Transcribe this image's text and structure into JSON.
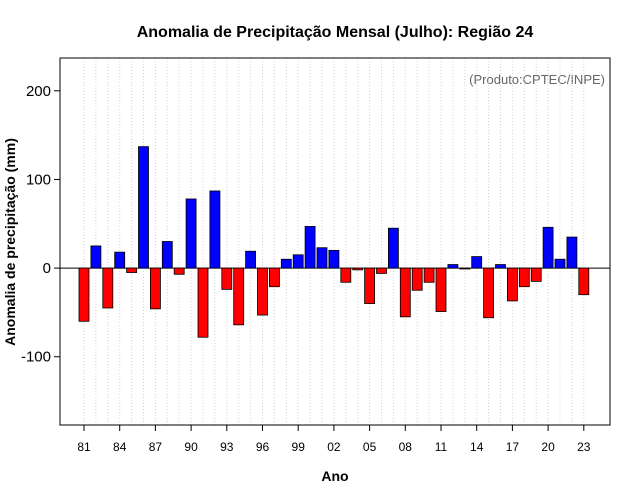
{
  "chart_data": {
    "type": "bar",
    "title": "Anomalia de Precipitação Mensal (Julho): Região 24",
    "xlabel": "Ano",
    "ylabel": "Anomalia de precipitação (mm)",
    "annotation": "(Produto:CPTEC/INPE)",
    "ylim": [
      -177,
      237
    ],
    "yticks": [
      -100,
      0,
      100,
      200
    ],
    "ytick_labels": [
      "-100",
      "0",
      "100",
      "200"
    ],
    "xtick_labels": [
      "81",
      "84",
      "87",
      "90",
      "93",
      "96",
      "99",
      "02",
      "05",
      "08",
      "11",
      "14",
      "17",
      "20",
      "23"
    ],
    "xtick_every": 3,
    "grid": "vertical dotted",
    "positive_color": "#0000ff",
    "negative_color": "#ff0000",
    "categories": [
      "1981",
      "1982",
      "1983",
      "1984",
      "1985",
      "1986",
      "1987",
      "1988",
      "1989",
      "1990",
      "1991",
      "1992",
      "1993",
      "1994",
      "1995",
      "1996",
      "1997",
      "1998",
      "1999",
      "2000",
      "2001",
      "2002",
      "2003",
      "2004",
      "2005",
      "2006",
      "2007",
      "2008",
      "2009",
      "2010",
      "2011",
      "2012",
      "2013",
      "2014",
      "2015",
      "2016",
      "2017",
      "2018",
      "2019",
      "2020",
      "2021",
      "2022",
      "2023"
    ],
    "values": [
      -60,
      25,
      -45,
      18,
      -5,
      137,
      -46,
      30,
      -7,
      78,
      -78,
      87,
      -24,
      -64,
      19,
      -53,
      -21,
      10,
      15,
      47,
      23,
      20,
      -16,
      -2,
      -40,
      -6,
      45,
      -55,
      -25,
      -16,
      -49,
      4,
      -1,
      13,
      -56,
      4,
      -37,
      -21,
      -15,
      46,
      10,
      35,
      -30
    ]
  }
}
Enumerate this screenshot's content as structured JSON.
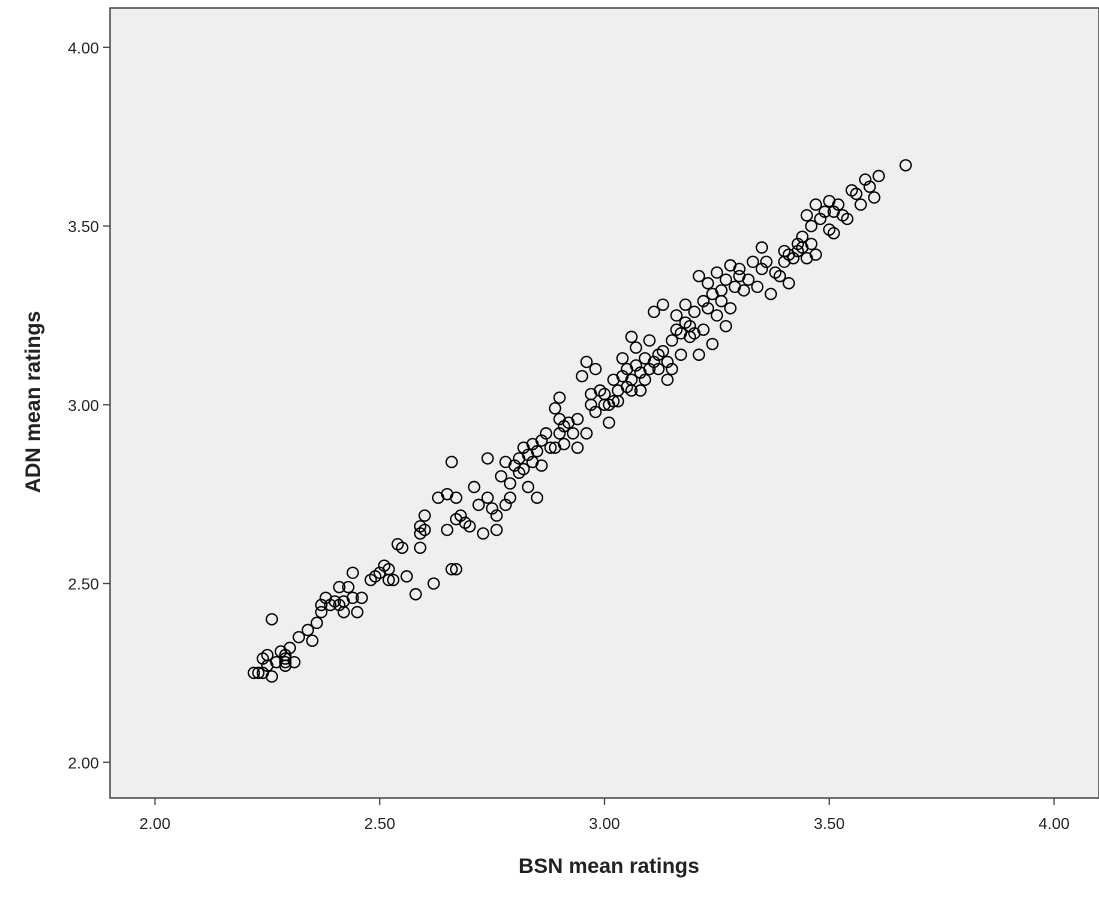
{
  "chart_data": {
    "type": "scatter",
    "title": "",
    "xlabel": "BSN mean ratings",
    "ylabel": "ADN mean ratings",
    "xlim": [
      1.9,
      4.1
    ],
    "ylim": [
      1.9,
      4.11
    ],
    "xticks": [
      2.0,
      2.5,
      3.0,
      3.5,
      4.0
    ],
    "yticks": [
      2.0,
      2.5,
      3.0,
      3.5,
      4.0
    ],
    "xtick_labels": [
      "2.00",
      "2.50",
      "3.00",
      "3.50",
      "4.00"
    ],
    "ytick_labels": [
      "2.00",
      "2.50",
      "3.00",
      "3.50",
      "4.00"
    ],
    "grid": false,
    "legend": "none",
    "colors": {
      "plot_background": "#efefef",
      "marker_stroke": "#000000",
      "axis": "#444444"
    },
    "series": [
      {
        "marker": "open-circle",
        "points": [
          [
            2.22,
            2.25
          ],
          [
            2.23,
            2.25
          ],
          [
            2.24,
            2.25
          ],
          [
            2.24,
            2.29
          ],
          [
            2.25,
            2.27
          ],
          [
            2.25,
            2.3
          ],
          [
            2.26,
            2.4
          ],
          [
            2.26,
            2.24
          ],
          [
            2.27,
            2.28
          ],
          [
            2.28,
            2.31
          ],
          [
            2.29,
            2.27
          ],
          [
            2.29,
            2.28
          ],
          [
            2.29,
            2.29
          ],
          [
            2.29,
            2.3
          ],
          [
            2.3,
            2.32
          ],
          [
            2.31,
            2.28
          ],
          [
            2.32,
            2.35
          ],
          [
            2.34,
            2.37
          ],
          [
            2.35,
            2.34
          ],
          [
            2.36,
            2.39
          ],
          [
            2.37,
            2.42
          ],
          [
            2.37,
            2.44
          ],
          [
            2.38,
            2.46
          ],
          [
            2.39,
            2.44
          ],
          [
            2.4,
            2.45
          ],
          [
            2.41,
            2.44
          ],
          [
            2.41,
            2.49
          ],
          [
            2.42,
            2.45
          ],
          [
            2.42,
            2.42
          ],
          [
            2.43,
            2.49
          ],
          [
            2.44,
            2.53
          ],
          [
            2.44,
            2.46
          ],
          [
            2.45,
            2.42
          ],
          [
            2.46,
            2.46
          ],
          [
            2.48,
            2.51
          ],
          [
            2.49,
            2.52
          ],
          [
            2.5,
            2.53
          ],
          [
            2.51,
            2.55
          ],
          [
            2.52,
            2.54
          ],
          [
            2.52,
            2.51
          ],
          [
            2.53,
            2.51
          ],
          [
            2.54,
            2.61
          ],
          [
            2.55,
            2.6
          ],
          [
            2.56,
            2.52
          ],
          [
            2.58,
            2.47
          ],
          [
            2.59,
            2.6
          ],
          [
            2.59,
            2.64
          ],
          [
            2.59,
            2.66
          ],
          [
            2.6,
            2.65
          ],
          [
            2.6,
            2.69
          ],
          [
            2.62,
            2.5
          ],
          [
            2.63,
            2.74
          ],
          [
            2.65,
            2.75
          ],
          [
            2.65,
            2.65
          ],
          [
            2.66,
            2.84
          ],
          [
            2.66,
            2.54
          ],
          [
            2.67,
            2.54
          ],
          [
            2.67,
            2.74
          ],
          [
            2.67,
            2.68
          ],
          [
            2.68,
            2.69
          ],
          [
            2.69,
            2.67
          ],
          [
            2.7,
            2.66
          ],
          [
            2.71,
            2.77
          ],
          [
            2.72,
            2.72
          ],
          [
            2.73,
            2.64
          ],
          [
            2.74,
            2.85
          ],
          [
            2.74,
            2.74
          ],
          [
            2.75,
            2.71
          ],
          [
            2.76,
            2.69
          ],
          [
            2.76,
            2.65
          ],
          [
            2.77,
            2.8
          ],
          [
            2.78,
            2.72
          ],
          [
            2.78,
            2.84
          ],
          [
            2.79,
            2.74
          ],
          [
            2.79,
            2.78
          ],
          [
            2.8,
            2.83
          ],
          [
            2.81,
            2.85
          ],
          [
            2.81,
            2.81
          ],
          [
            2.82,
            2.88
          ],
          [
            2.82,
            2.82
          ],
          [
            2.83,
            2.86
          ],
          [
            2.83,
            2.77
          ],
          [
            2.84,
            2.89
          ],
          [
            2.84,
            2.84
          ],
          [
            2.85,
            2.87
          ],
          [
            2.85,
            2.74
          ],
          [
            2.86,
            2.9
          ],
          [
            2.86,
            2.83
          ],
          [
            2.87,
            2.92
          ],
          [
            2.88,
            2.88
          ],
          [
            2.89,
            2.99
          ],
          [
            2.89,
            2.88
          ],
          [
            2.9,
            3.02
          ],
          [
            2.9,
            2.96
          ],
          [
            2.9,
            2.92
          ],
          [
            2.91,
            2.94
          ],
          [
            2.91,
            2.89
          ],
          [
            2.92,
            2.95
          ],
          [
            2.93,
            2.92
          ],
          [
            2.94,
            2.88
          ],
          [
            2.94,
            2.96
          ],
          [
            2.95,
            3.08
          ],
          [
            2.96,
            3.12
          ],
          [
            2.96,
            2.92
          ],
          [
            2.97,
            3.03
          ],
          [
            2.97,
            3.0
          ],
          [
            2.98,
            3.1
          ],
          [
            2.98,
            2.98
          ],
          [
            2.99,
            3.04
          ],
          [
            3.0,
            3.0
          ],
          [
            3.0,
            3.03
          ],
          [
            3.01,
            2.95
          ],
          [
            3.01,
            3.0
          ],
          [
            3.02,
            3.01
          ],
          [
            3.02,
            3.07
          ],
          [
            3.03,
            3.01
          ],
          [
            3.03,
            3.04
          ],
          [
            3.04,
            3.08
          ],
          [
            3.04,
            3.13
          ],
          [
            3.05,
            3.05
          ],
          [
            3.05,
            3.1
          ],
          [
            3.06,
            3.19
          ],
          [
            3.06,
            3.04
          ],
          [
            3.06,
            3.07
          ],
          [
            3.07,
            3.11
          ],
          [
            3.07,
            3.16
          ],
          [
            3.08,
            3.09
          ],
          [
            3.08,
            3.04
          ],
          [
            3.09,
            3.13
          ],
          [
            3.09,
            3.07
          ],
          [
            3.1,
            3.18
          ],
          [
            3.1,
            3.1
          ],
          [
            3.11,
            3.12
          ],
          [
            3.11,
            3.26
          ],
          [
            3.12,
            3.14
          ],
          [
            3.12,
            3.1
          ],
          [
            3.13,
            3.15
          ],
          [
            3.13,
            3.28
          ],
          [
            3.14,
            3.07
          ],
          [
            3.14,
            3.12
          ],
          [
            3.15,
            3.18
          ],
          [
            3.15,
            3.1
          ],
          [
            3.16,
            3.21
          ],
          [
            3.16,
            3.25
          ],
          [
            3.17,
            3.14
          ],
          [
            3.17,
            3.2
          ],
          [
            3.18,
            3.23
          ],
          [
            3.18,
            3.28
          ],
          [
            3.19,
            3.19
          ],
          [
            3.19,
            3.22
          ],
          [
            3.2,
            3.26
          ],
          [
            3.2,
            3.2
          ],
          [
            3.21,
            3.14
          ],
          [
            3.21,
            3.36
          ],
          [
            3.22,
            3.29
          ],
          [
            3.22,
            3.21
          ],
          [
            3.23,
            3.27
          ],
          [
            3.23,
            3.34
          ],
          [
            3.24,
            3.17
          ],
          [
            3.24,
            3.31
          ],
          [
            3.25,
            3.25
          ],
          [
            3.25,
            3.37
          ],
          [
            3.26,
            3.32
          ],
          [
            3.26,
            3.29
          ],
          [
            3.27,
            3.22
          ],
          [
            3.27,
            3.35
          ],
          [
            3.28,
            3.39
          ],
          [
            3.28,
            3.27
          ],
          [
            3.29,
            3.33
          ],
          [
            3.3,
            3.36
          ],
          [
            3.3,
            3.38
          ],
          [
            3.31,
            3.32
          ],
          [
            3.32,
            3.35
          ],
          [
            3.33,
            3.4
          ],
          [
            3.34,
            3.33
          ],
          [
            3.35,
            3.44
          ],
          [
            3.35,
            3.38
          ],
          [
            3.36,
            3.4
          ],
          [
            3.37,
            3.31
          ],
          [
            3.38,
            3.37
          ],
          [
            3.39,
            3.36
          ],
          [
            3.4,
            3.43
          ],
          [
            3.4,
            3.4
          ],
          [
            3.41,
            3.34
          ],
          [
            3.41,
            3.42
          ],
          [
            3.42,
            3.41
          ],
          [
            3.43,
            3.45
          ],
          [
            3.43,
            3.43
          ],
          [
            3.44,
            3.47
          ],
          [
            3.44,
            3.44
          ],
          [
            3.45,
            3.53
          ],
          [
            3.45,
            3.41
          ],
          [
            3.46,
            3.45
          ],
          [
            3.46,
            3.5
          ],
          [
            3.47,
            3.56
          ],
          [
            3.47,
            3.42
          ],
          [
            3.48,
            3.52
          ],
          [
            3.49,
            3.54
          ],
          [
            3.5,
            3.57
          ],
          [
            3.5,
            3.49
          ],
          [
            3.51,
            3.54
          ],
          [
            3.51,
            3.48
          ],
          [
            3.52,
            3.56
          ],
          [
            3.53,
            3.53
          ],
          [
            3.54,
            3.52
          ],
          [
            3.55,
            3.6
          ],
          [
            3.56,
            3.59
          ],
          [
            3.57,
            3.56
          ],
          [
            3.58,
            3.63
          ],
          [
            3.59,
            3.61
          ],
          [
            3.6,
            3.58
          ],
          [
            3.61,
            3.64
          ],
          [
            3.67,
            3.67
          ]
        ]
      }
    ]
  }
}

#####

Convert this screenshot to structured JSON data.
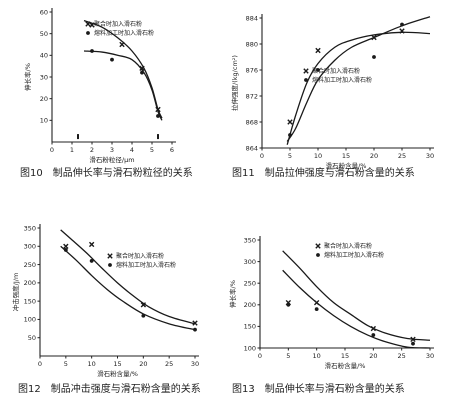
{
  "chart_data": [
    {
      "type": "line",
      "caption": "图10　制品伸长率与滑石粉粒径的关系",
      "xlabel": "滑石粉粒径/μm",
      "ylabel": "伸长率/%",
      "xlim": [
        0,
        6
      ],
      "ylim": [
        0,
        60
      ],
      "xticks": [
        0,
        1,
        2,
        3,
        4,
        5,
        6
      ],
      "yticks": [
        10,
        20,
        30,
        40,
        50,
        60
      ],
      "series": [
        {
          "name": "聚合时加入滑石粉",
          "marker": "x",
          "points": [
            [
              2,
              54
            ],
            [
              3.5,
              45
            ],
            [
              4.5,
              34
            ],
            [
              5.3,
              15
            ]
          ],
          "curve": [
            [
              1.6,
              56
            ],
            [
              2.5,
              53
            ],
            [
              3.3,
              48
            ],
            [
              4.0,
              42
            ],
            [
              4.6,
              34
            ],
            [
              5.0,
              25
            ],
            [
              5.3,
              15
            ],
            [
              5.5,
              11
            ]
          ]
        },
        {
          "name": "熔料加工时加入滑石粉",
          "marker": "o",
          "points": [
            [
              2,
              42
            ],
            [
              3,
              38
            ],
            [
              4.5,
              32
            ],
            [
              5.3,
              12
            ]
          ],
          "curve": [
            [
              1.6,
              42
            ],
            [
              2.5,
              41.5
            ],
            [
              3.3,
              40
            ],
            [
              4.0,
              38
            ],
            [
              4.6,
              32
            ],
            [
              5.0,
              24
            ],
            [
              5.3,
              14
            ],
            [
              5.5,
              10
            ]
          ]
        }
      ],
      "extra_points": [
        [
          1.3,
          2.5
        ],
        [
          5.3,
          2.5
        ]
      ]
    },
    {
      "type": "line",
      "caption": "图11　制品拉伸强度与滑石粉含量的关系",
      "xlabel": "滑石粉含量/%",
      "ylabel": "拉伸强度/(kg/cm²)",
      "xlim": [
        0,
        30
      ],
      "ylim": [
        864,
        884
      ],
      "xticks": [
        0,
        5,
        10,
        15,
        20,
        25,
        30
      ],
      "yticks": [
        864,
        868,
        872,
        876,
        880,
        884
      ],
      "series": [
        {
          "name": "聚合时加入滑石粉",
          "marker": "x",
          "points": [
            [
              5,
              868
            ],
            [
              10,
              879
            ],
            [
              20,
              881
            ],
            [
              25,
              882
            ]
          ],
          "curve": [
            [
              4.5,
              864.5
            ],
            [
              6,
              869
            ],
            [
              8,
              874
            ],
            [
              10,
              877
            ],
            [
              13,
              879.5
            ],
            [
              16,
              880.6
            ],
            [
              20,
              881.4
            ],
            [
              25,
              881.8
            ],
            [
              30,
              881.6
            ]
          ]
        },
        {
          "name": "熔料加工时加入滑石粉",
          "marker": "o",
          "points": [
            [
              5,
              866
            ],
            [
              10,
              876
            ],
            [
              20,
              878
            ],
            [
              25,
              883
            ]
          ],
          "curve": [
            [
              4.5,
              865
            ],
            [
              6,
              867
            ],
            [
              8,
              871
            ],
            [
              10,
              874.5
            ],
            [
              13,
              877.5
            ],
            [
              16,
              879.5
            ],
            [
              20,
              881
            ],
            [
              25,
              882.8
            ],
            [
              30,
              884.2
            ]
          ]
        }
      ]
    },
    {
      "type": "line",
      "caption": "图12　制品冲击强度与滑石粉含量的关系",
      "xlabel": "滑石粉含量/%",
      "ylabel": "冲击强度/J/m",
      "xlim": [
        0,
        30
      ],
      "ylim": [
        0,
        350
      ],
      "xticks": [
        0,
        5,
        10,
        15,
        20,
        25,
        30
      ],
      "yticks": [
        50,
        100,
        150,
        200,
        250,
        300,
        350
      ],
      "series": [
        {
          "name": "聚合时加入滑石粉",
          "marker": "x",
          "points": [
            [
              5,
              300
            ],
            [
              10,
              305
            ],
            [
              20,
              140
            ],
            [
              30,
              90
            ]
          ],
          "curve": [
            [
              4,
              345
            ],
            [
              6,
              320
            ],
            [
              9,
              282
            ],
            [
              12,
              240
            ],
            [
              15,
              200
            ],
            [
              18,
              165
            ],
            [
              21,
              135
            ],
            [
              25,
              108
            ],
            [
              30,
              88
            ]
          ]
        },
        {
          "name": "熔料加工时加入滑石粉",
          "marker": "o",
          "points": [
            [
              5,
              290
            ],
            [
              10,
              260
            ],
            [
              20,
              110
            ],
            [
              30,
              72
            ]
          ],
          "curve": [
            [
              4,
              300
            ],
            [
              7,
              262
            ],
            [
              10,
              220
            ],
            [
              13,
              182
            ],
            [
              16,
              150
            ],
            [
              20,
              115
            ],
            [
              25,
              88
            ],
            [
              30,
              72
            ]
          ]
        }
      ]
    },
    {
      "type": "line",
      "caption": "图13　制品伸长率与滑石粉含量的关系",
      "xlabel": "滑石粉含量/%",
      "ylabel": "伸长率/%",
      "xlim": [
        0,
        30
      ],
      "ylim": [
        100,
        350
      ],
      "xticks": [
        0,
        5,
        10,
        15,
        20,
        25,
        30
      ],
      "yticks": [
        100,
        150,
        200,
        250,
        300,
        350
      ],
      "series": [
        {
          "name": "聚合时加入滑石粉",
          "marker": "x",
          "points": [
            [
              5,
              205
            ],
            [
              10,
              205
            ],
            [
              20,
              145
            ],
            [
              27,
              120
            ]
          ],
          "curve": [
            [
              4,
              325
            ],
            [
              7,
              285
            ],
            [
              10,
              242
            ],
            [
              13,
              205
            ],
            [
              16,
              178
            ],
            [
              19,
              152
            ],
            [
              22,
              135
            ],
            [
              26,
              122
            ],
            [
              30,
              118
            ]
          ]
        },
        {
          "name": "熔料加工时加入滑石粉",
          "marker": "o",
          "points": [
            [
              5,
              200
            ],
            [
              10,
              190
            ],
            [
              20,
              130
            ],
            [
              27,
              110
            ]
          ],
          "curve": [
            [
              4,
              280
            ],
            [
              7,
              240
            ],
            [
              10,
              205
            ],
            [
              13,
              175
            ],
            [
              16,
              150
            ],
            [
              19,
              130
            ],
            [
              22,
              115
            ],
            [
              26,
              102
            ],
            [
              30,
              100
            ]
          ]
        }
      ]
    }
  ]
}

#####

Goal: Pick out the lines that include the word "JSON" and write them out.

Exercise result:
Transcribe this image's text and structure into JSON.
Enumerate this screenshot's content as structured JSON.
Convert this screenshot to structured JSON data.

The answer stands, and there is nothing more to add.